■ **Given task**: Where a line of the listing below includes the word "noise", reproduce that line.

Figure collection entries
★ ★ ★

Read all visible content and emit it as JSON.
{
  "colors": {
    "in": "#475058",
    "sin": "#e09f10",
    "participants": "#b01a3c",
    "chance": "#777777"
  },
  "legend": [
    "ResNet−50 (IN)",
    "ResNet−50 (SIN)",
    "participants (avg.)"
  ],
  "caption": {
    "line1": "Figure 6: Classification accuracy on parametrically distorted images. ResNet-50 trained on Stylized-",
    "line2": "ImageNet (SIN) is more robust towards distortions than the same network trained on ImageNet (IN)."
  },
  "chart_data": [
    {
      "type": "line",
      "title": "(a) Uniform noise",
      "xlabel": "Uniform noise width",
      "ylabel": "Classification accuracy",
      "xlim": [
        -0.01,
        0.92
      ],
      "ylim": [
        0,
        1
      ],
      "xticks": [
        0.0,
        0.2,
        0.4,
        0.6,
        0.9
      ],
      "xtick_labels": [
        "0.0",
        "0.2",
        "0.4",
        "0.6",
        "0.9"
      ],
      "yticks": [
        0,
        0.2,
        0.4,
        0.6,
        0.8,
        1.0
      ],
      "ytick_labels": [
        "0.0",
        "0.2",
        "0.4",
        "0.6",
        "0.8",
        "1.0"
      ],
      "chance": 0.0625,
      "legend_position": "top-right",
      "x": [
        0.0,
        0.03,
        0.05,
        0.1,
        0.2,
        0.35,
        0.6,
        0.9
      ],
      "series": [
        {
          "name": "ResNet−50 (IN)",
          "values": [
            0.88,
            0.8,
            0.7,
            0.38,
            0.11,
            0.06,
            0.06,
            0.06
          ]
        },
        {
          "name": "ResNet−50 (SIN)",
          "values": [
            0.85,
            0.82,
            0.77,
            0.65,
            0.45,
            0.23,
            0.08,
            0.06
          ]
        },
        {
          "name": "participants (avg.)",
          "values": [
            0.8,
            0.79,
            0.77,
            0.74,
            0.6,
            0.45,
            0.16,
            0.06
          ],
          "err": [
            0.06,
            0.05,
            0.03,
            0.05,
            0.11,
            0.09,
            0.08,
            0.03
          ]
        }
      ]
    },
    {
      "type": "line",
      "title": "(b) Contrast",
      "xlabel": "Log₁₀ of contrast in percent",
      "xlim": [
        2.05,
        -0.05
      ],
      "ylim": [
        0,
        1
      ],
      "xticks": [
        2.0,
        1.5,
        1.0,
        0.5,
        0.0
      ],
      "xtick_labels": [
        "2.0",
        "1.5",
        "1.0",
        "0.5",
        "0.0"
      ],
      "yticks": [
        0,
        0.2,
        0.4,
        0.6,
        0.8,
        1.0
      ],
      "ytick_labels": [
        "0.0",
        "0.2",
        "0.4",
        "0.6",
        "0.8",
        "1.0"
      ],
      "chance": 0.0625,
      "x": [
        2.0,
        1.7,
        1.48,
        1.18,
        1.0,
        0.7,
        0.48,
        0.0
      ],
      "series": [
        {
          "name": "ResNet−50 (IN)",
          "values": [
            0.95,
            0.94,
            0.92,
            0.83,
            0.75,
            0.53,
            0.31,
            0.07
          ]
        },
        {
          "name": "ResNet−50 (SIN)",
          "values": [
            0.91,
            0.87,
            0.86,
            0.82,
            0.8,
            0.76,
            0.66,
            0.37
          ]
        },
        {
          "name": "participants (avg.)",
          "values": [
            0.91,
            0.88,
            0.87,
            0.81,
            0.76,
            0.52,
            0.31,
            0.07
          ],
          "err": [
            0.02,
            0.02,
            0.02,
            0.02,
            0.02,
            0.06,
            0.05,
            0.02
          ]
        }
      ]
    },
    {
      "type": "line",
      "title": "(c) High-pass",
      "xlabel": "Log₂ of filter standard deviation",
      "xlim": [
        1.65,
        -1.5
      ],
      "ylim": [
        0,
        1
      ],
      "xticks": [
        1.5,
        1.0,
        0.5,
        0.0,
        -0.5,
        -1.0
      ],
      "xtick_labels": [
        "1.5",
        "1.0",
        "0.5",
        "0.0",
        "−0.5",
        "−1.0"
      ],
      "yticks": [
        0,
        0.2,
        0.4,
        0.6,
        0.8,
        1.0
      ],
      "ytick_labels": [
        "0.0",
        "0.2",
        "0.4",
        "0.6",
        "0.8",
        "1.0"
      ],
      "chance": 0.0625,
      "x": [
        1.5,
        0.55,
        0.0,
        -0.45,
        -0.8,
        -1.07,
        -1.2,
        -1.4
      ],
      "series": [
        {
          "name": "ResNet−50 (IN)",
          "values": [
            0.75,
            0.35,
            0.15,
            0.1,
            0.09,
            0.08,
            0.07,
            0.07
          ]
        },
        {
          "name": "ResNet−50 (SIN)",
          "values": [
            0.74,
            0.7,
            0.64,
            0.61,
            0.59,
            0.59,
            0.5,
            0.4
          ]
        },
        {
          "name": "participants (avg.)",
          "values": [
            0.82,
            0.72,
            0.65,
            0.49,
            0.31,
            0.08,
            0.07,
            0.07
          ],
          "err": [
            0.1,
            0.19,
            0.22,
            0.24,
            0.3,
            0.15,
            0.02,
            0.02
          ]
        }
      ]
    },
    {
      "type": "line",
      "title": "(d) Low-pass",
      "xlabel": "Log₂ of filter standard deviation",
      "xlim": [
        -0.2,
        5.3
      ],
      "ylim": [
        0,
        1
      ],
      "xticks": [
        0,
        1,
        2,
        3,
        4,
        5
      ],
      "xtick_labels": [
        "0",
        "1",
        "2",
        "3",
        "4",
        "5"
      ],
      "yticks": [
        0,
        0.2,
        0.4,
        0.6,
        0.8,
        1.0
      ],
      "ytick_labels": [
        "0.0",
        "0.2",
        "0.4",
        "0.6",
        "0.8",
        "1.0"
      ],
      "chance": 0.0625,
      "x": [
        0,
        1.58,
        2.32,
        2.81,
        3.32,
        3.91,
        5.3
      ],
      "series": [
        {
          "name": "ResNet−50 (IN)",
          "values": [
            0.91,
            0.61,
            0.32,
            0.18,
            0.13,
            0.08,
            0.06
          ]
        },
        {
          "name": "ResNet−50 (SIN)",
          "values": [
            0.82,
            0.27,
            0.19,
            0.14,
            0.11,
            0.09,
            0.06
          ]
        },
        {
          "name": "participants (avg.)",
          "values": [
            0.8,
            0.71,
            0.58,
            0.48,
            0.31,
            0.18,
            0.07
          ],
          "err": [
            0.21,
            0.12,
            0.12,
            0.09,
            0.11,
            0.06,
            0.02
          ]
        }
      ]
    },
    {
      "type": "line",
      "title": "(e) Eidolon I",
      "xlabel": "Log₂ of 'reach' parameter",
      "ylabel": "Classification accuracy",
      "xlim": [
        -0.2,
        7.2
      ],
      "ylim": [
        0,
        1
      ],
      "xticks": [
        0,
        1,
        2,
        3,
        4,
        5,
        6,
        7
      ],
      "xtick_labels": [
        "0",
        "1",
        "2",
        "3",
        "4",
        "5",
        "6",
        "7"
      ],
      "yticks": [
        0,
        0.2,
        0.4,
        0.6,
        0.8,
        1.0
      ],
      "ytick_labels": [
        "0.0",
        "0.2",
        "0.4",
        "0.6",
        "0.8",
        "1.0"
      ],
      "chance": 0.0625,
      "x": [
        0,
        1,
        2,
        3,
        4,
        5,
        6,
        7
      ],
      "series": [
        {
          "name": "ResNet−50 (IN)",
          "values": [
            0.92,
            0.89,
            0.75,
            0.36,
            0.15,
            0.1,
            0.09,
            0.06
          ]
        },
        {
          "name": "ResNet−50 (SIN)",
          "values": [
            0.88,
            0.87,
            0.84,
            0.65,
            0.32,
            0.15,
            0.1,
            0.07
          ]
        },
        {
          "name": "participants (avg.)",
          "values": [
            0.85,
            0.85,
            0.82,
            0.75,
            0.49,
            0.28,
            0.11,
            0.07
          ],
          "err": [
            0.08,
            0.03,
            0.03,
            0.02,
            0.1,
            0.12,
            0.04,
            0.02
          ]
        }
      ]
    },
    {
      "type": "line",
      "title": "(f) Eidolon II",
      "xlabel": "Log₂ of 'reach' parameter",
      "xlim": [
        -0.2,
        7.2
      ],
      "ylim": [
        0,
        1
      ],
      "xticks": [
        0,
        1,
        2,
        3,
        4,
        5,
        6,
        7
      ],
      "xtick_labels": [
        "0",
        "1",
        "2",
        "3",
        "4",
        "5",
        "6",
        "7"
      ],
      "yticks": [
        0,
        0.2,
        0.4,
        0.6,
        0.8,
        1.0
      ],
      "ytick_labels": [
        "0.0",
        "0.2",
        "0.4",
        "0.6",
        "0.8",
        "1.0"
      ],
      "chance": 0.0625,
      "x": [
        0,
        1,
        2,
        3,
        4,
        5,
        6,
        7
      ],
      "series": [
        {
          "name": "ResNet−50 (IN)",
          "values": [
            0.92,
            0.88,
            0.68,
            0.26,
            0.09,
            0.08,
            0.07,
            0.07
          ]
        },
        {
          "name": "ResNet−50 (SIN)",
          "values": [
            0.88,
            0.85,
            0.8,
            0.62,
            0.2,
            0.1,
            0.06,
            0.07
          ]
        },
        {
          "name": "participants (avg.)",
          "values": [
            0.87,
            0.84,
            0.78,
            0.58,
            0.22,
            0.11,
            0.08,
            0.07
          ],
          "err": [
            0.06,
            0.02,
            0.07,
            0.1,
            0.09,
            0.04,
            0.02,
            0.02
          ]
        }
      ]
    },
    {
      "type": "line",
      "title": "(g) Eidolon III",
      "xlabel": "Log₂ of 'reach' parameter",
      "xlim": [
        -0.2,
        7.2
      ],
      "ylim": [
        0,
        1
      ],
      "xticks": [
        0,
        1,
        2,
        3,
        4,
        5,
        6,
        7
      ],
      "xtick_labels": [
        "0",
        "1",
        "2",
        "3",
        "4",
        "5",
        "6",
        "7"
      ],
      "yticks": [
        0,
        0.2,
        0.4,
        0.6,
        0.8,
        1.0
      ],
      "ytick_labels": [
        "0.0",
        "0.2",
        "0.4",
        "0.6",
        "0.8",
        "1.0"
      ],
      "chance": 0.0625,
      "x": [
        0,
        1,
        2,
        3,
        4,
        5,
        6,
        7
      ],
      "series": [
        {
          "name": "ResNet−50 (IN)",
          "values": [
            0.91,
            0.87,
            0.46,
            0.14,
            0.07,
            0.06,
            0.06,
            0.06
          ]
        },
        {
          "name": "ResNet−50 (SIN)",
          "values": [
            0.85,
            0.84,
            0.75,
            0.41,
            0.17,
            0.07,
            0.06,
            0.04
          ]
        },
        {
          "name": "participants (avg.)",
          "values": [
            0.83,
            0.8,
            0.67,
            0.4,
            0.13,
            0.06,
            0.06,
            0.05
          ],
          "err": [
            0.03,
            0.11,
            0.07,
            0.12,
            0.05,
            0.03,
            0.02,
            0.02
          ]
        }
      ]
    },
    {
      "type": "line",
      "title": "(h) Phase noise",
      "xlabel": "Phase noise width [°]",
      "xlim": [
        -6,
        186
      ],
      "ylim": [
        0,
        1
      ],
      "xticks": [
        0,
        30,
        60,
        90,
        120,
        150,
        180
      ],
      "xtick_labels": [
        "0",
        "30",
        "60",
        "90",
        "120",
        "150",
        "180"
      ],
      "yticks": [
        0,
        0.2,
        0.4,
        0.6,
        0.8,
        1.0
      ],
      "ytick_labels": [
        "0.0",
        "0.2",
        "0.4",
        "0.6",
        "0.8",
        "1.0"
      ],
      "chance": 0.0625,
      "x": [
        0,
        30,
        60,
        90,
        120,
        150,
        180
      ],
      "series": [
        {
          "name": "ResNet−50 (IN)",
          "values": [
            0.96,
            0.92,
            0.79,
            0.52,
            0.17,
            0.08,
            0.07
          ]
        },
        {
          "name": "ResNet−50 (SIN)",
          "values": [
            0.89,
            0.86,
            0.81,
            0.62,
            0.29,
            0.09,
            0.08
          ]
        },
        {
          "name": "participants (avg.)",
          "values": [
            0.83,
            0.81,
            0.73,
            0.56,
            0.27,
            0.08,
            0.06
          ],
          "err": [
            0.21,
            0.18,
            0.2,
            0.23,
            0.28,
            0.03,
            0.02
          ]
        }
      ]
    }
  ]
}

★ ★ ★

■ **Answer to the problem**:
      "title": "(a) Uniform noise",
      "xlabel": "Uniform noise width",
      "title": "(h) Phase noise",
      "xlabel": "Phase noise width [°]",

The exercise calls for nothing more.